Rows from a dataset
□ □ □

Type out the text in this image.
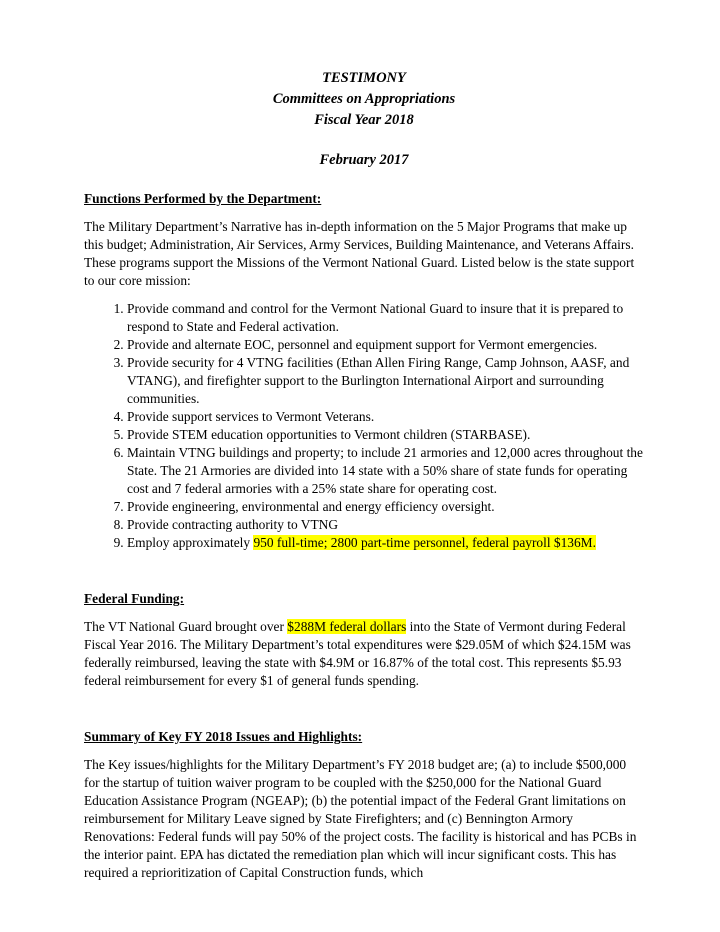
TESTIMONY
Committees on Appropriations
Fiscal Year 2018
February 2017

Functions Performed by the Department:

The Military Department’s Narrative has in-depth information on the 5 Major Programs that make up this budget; Administration, Air Services, Army Services, Building Maintenance, and Veterans Affairs. These programs support the Missions of the Vermont National Guard. Listed below is the state support to our core mission:

1. Provide command and control for the Vermont National Guard to insure that it is prepared to respond to State and Federal activation.
2. Provide and alternate EOC, personnel and equipment support for Vermont emergencies.
3. Provide security for 4 VTNG facilities (Ethan Allen Firing Range, Camp Johnson, AASF, and VTANG), and firefighter support to the Burlington International Airport and surrounding communities.
4. Provide support services to Vermont Veterans.
5. Provide STEM education opportunities to Vermont children (STARBASE).
6. Maintain VTNG buildings and property; to include 21 armories and 12,000 acres throughout the State. The 21 Armories are divided into 14 state with a 50% share of state funds for operating cost and 7 federal armories with a 25% state share for operating cost.
7. Provide engineering, environmental and energy efficiency oversight.
8. Provide contracting authority to VTNG
9. Employ approximately 950 full-time; 2800 part-time personnel, federal payroll $136M.

Federal Funding:

The VT National Guard brought over $288M federal dollars into the State of Vermont during Federal Fiscal Year 2016. The Military Department’s total expenditures were $29.05M of which $24.15M was federally reimbursed, leaving the state with $4.9M or 16.87% of the total cost. This represents $5.93 federal reimbursement for every $1 of general funds spending.

Summary of Key FY 2018 Issues and Highlights:

The Key issues/highlights for the Military Department’s FY 2018 budget are; (a) to include $500,000 for the startup of tuition waiver program to be coupled with the $250,000 for the National Guard Education Assistance Program (NGEAP); (b) the potential impact of the Federal Grant limitations on reimbursement for Military Leave signed by State Firefighters; and (c) Bennington Armory Renovations: Federal funds will pay 50% of the project costs. The facility is historical and has PCBs in the interior paint. EPA has dictated the remediation plan which will incur significant costs. This has required a reprioritization of Capital Construction funds, which
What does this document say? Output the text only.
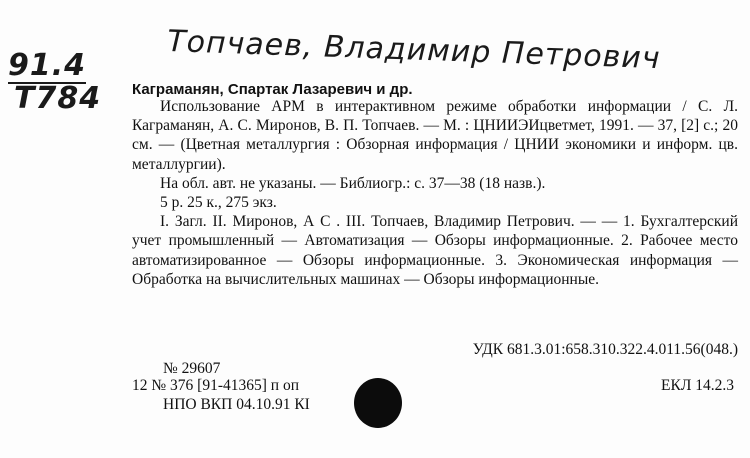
Топчаев, Владимир Петрович
91.4
Т784 Каграманян, Спартак Лазаревич и др.
Использование АРМ в интерактивном режиме обработки информации / С. Л. Каграманян, А. С. Миронов, В. П. Топчаев. — М. : ЦНИИЭИцветмет, 1991. — 37, [2] с.; 20 см. — (Цветная металлургия : Обзорная информация / ЦНИИ экономики и информ. цв. металлургии).
На обл. авт. не указаны. — Библиогр.: с. 37—38 (18 назв.).
5 р. 25 к., 275 экз.
I. Загл. II. Миронов, А С . III. Топчаев, Владимир Петрович. — — 1. Бухгалтерский учет промышленный — Автоматизация — Обзоры информационные. 2. Рабочее место автоматизированное — Обзоры информационные. 3. Экономическая информация — Обработка на вычислительных машинах — Обзоры информационные.
УДК 681.3.01:658.310.322.4.011.56(048.)
№ 29607
12 № 376 [91-41365] п оп	ЕКЛ 14.2.3
НПО ВКП 04.10.91 КІ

□ □ □

* Required task
Find the lines above that include the string "Владимир" and copy them.

* Task output
Топчаев, Владимир Петрович
I. Загл. II. Миронов, А С . III. Топчаев, Владимир Петрович. — — 1. Бухгалтерский учет промышленный — Автоматизация — Обзоры информационные. 2. Рабочее место автоматизированное — Обзоры информационные. 3. Экономическая информация — Обработка на вычислительных машинах — Обзоры информационные.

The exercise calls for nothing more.